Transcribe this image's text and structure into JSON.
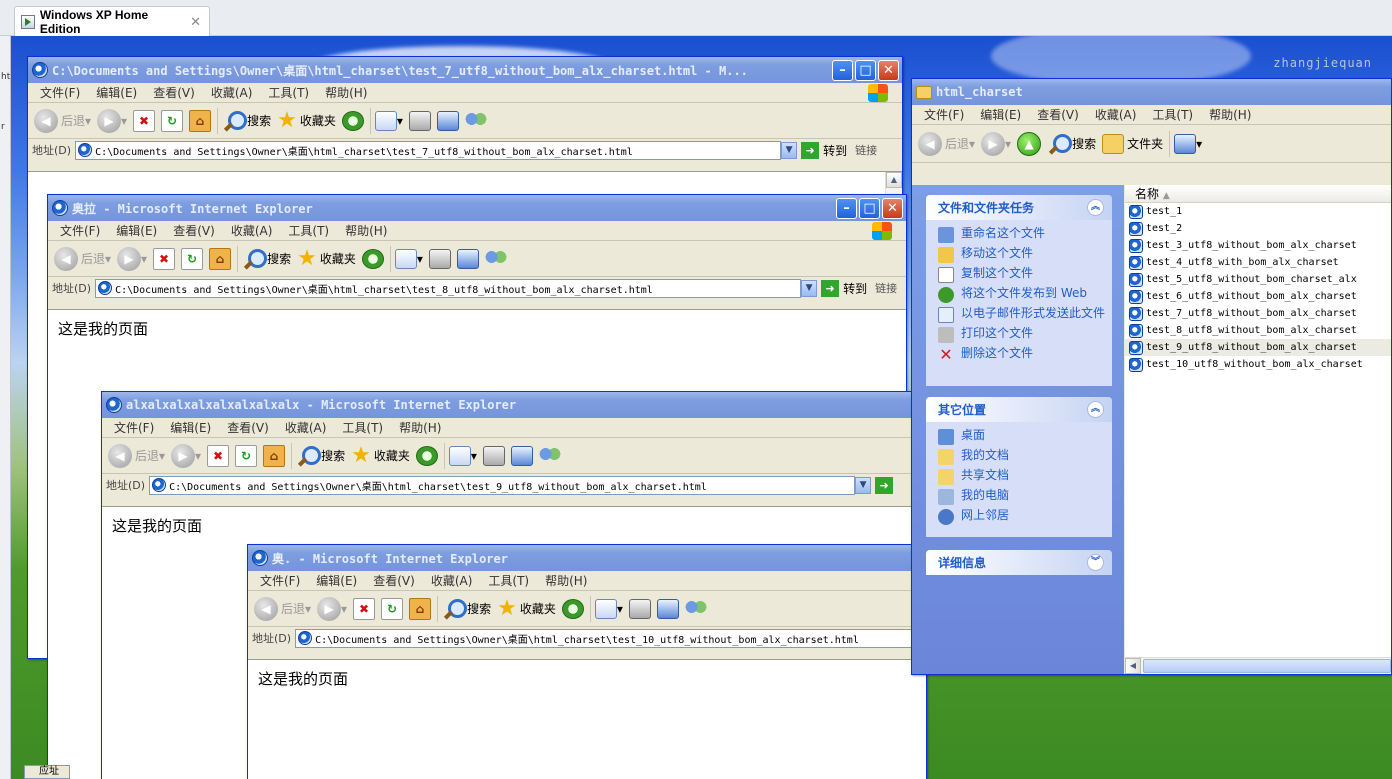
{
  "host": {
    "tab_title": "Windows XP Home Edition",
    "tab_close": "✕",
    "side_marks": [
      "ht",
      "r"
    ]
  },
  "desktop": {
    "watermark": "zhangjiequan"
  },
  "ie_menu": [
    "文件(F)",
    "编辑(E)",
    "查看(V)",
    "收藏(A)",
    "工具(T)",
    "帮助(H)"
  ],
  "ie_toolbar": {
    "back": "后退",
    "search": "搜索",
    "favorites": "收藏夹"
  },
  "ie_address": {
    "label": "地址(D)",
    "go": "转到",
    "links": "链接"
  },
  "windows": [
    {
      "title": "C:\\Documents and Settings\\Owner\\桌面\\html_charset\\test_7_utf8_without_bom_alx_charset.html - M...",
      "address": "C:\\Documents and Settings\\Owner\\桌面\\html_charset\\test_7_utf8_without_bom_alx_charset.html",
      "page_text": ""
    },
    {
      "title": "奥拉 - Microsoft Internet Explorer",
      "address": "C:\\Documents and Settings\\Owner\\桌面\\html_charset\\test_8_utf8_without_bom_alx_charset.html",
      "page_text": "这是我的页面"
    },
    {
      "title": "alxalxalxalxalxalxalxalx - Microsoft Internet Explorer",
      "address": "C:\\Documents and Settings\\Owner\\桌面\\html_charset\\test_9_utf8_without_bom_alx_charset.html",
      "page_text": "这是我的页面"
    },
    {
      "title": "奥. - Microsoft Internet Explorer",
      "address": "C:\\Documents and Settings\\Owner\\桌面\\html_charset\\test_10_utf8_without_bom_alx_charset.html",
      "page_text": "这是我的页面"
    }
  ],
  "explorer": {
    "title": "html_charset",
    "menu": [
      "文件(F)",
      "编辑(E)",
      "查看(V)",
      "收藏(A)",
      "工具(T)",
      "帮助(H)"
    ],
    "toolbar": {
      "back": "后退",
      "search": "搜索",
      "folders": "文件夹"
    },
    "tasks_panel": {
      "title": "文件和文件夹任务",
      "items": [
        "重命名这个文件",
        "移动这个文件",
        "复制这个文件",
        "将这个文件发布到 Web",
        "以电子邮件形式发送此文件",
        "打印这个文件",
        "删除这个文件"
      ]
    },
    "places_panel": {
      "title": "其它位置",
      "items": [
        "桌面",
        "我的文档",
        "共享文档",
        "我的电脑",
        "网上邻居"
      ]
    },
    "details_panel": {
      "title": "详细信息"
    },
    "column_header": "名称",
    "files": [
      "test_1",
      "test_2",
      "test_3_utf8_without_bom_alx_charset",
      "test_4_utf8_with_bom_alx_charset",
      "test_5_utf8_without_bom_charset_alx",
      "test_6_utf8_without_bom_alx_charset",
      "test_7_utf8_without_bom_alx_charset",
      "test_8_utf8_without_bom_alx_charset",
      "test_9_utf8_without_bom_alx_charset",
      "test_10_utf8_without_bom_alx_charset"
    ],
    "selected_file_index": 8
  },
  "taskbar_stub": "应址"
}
::::
■ EXERCISE DIRECTIONS
Print all of the entries word for word. Omit the pictures they contain.

■ RESULT OF THIS TASK
Transcribe this image's text and structure into JSON.
{
  "host": {
    "tab_title": "Windows XP Home Edition",
    "tab_close": "✕",
    "side_marks": [
      "ht",
      "r"
    ]
  },
  "desktop": {
    "watermark": "zhangjiequan"
  },
  "ie_menu": [
    "文件(F)",
    "编辑(E)",
    "查看(V)",
    "收藏(A)",
    "工具(T)",
    "帮助(H)"
  ],
  "ie_toolbar": {
    "back": "后退",
    "search": "搜索",
    "favorites": "收藏夹"
  },
  "ie_address": {
    "label": "地址(D)",
    "go": "转到",
    "links": "链接"
  },
  "windows": [
    {
      "title": "C:\\Documents and Settings\\Owner\\桌面\\html_charset\\test_7_utf8_without_bom_alx_charset.html - M...",
      "address": "C:\\Documents and Settings\\Owner\\桌面\\html_charset\\test_7_utf8_without_bom_alx_charset.html",
      "page_text": ""
    },
    {
      "title": "奥拉 - Microsoft Internet Explorer",
      "address": "C:\\Documents and Settings\\Owner\\桌面\\html_charset\\test_8_utf8_without_bom_alx_charset.html",
      "page_text": "这是我的页面"
    },
    {
      "title": "alxalxalxalxalxalxalxalx - Microsoft Internet Explorer",
      "address": "C:\\Documents and Settings\\Owner\\桌面\\html_charset\\test_9_utf8_without_bom_alx_charset.html",
      "page_text": "这是我的页面"
    },
    {
      "title": "奥. - Microsoft Internet Explorer",
      "address": "C:\\Documents and Settings\\Owner\\桌面\\html_charset\\test_10_utf8_without_bom_alx_charset.html",
      "page_text": "这是我的页面"
    }
  ],
  "explorer": {
    "title": "html_charset",
    "menu": [
      "文件(F)",
      "编辑(E)",
      "查看(V)",
      "收藏(A)",
      "工具(T)",
      "帮助(H)"
    ],
    "toolbar": {
      "back": "后退",
      "search": "搜索",
      "folders": "文件夹"
    },
    "tasks_panel": {
      "title": "文件和文件夹任务",
      "items": [
        "重命名这个文件",
        "移动这个文件",
        "复制这个文件",
        "将这个文件发布到 Web",
        "以电子邮件形式发送此文件",
        "打印这个文件",
        "删除这个文件"
      ]
    },
    "places_panel": {
      "title": "其它位置",
      "items": [
        "桌面",
        "我的文档",
        "共享文档",
        "我的电脑",
        "网上邻居"
      ]
    },
    "details_panel": {
      "title": "详细信息"
    },
    "column_header": "名称",
    "files": [
      "test_1",
      "test_2",
      "test_3_utf8_without_bom_alx_charset",
      "test_4_utf8_with_bom_alx_charset",
      "test_5_utf8_without_bom_charset_alx",
      "test_6_utf8_without_bom_alx_charset",
      "test_7_utf8_without_bom_alx_charset",
      "test_8_utf8_without_bom_alx_charset",
      "test_9_utf8_without_bom_alx_charset",
      "test_10_utf8_without_bom_alx_charset"
    ],
    "selected_file_index": 8
  },
  "taskbar_stub": "应址"
}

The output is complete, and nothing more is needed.